STATED EXERCISE - Copy every line of the listing that holds the string "icon".

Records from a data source
---

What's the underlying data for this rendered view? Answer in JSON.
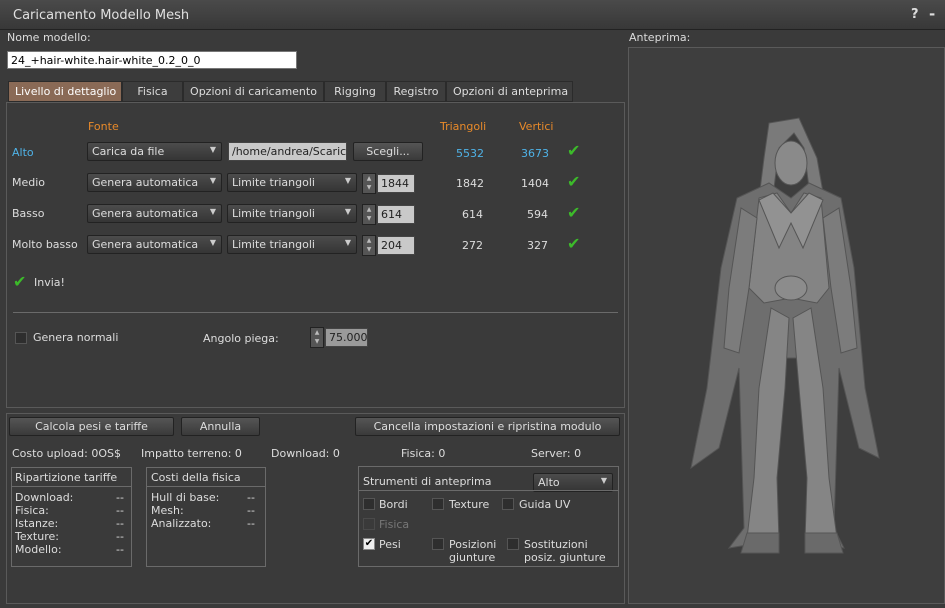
{
  "window": {
    "title": "Caricamento Modello Mesh",
    "help": "?",
    "close": "-"
  },
  "model_name": {
    "label": "Nome modello:",
    "value": "24_+hair-white.hair-white_0.2_0_0"
  },
  "tabs": [
    {
      "label": "Livello di dettaglio",
      "active": true
    },
    {
      "label": "Fisica"
    },
    {
      "label": "Opzioni di caricamento"
    },
    {
      "label": "Rigging"
    },
    {
      "label": "Registro"
    },
    {
      "label": "Opzioni di anteprima"
    }
  ],
  "lod": {
    "headers": {
      "source": "Fonte",
      "triangles": "Triangoli",
      "vertices": "Vertici"
    },
    "rows": [
      {
        "name": "Alto",
        "source": "Carica da file",
        "file": "/home/andrea/Scaric",
        "browse": "Scegli...",
        "triangles": "5532",
        "vertices": "3673",
        "highlight": true
      },
      {
        "name": "Medio",
        "source": "Genera automatica",
        "mode": "Limite triangoli",
        "limit": "1844",
        "triangles": "1842",
        "vertices": "1404"
      },
      {
        "name": "Basso",
        "source": "Genera automatica",
        "mode": "Limite triangoli",
        "limit": "614",
        "triangles": "614",
        "vertices": "594"
      },
      {
        "name": "Molto basso",
        "source": "Genera automatica",
        "mode": "Limite triangoli",
        "limit": "204",
        "triangles": "272",
        "vertices": "327"
      }
    ],
    "status": "Invia!",
    "generate_normals": "Genera normali",
    "crease_angle_label": "Angolo piega:",
    "crease_angle": "75.000"
  },
  "buttons": {
    "calculate": "Calcola pesi e tariffe",
    "cancel": "Annulla",
    "reset": "Cancella impostazioni e ripristina modulo"
  },
  "costs": {
    "upload": "Costo upload: 0OS$",
    "land": "Impatto terreno: 0",
    "download": "Download: 0",
    "physics": "Fisica: 0",
    "server": "Server: 0"
  },
  "fee_breakdown": {
    "title": "Ripartizione tariffe",
    "items": [
      {
        "label": "Download:",
        "value": "--"
      },
      {
        "label": "Fisica:",
        "value": "--"
      },
      {
        "label": "Istanze:",
        "value": "--"
      },
      {
        "label": "Texture:",
        "value": "--"
      },
      {
        "label": "Modello:",
        "value": "--"
      }
    ]
  },
  "physics_costs": {
    "title": "Costi della fisica",
    "items": [
      {
        "label": "Hull di base:",
        "value": "--"
      },
      {
        "label": "Mesh:",
        "value": "--"
      },
      {
        "label": "Analizzato:",
        "value": "--"
      }
    ]
  },
  "preview_tools": {
    "title": "Strumenti di anteprima",
    "level": "Alto",
    "edges": "Bordi",
    "texture": "Texture",
    "uv_guide": "Guida UV",
    "physics": "Fisica",
    "weights": "Pesi",
    "joint_positions": "Posizioni giunture",
    "joint_overrides": "Sostituzioni posiz. giunture"
  },
  "preview": {
    "label": "Anteprima:"
  },
  "colors": {
    "accent_orange": "#e88a2a",
    "accent_blue": "#4fb3e8",
    "active_tab": "#8a6a56",
    "check_green": "#3cba2a"
  }
}
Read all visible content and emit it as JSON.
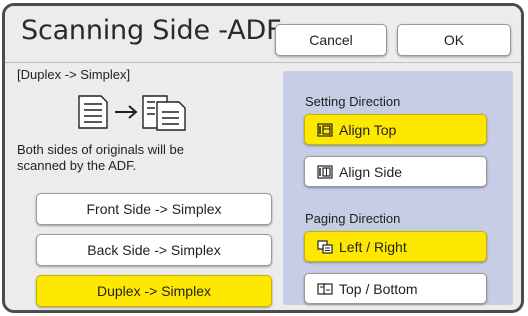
{
  "title": "Scanning Side -ADF",
  "buttons": {
    "cancel": "Cancel",
    "ok": "OK"
  },
  "left": {
    "mode_label": "[Duplex -> Simplex]",
    "description": "Both sides of originals will be scanned by the ADF.",
    "options": [
      {
        "label": "Front Side -> Simplex",
        "selected": false
      },
      {
        "label": "Back Side -> Simplex",
        "selected": false
      },
      {
        "label": "Duplex -> Simplex",
        "selected": true
      }
    ]
  },
  "right": {
    "setting_direction_label": "Setting Direction",
    "setting_direction_options": [
      {
        "label": "Align Top",
        "icon": "align-top-icon",
        "selected": true
      },
      {
        "label": "Align Side",
        "icon": "align-side-icon",
        "selected": false
      }
    ],
    "paging_direction_label": "Paging Direction",
    "paging_direction_options": [
      {
        "label": "Left / Right",
        "icon": "left-right-paging-icon",
        "selected": true
      },
      {
        "label": "Top / Bottom",
        "icon": "top-bottom-paging-icon",
        "selected": false
      }
    ]
  },
  "colors": {
    "selected": "#ffe800",
    "panel": "#c7cde6",
    "background": "#ececec"
  }
}
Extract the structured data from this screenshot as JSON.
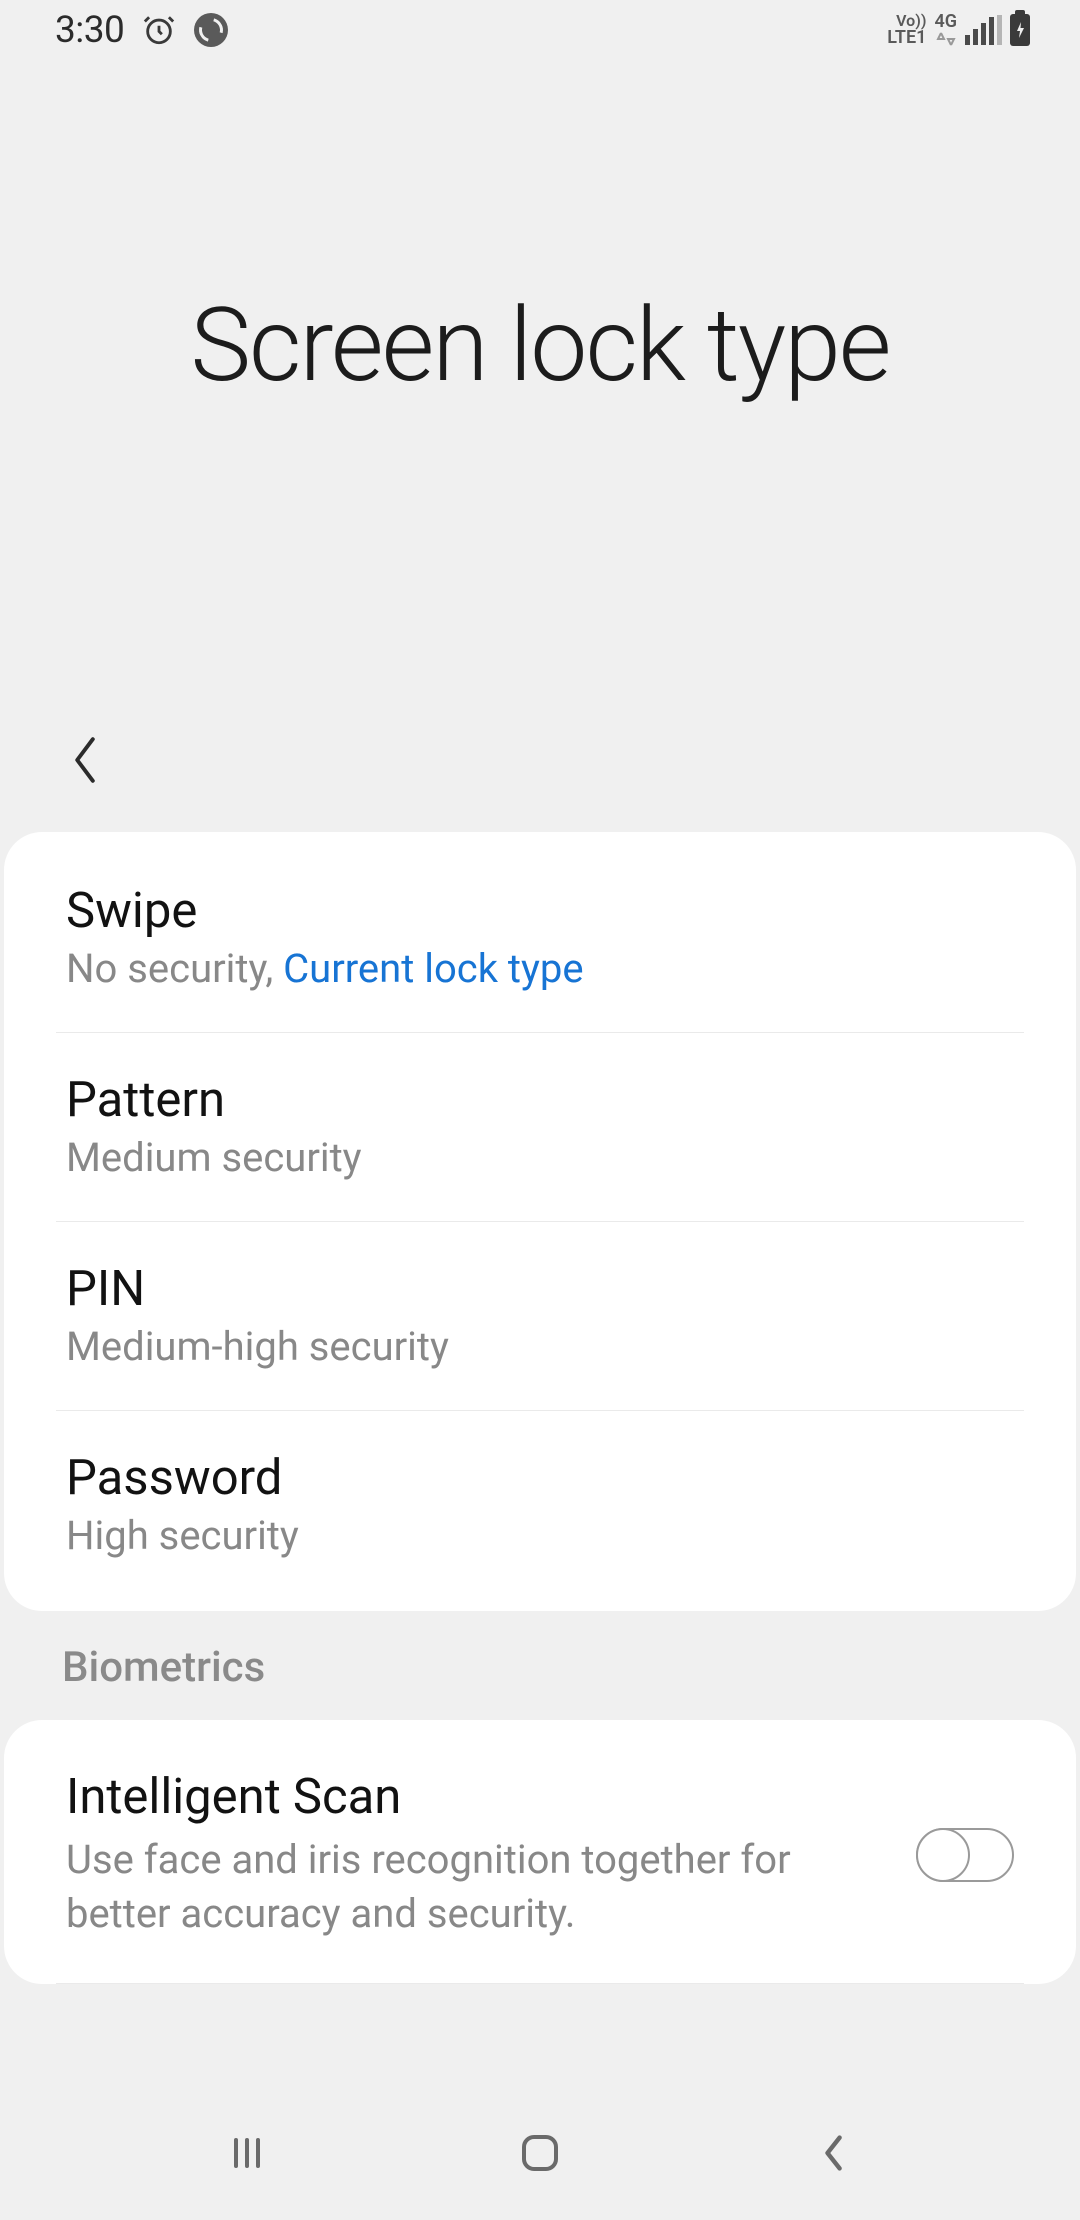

---

RESPONSE -
        "icon": "align-top-icon",
        "icon": "align-side-icon",
        "icon": "left-right-paging-icon",
        "icon": "top-bottom-paging-icon",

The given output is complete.